TO BE DONE: Every record below should be printed exactly as it appears.

---------- INFORMATION SUPPLIED ----------

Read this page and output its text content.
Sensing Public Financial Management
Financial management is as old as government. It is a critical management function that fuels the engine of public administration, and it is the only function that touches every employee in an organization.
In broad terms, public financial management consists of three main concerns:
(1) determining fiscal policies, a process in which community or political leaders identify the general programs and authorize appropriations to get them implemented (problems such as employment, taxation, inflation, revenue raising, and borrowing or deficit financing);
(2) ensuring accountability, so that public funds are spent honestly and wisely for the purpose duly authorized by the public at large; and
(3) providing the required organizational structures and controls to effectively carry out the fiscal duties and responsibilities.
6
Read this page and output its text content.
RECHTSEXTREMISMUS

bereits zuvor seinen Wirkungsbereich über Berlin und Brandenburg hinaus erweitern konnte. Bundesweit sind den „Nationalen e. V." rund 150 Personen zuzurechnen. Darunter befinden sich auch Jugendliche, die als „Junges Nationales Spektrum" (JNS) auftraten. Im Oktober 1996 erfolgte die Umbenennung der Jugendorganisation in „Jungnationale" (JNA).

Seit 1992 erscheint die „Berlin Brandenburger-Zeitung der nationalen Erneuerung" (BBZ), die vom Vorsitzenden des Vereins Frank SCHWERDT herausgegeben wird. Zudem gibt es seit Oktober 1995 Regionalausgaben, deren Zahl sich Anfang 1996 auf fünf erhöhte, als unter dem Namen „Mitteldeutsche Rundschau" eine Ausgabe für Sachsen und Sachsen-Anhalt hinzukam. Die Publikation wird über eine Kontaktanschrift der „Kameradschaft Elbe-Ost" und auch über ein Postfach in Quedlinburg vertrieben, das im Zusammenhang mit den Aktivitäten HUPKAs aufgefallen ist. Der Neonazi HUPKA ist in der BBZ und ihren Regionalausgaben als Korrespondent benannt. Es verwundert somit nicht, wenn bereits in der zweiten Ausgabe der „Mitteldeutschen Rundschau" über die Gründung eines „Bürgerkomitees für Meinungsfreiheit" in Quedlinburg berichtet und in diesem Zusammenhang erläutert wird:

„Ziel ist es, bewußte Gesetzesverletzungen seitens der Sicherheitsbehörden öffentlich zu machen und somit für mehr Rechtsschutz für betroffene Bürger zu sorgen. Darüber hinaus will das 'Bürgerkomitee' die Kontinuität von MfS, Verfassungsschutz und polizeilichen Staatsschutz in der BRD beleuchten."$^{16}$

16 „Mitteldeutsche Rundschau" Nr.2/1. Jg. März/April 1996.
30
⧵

----------

FULL ANSWER:
Read this page and output its text content.
Sensing Public Financial Management
Financial management is as old as government. It is a critical management function that fuels the engine of public administration, and it is the only function that touches every employee in an organization.
In broad terms, public financial management consists of three main concerns:
(1) determining fiscal policies, a process in which community or political leaders identify the general programs and authorize appropriations to get them implemented (problems such as employment, taxation, inflation, revenue raising, and borrowing or deficit financing);
(2) ensuring accountability, so that public funds are spent honestly and wisely for the purpose duly authorized by the public at large; and
(3) providing the required organizational structures and controls to effectively carry out the fiscal duties and responsibilities.
6
Read this page and output its text content.
RECHTSEXTREMISMUS

bereits zuvor seinen Wirkungsbereich über Berlin und Brandenburg hinaus erweitern konnte. Bundesweit sind den „Nationalen e. V." rund 150 Personen zuzurechnen. Darunter befinden sich auch Jugendliche, die als „Junges Nationales Spektrum" (JNS) auftraten. Im Oktober 1996 erfolgte die Umbenennung der Jugendorganisation in „Jungnationale" (JNA).

Seit 1992 erscheint die „Berlin Brandenburger-Zeitung der nationalen Erneuerung" (BBZ), die vom Vorsitzenden des Vereins Frank SCHWERDT herausgegeben wird. Zudem gibt es seit Oktober 1995 Regionalausgaben, deren Zahl sich Anfang 1996 auf fünf erhöhte, als unter dem Namen „Mitteldeutsche Rundschau" eine Ausgabe für Sachsen und Sachsen-Anhalt hinzukam. Die Publikation wird über eine Kontaktanschrift der „Kameradschaft Elbe-Ost" und auch über ein Postfach in Quedlinburg vertrieben, das im Zusammenhang mit den Aktivitäten HUPKAs aufgefallen ist. Der Neonazi HUPKA ist in der BBZ und ihren Regionalausgaben als Korrespondent benannt. Es verwundert somit nicht, wenn bereits in der zweiten Ausgabe der „Mitteldeutschen Rundschau" über die Gründung eines „Bürgerkomitees für Meinungsfreiheit" in Quedlinburg berichtet und in diesem Zusammenhang erläutert wird:

„Ziel ist es, bewußte Gesetzesverletzungen seitens der Sicherheitsbehörden öffentlich zu machen und somit für mehr Rechtsschutz für betroffene Bürger zu sorgen. Darüber hinaus will das 'Bürgerkomitee' die Kontinuität von MfS, Verfassungsschutz und polizeilichen Staatsschutz in der BRD beleuchten."$^{16}$

16 „Mitteldeutsche Rundschau" Nr.2/1. Jg. März/April 1996.
30
⧵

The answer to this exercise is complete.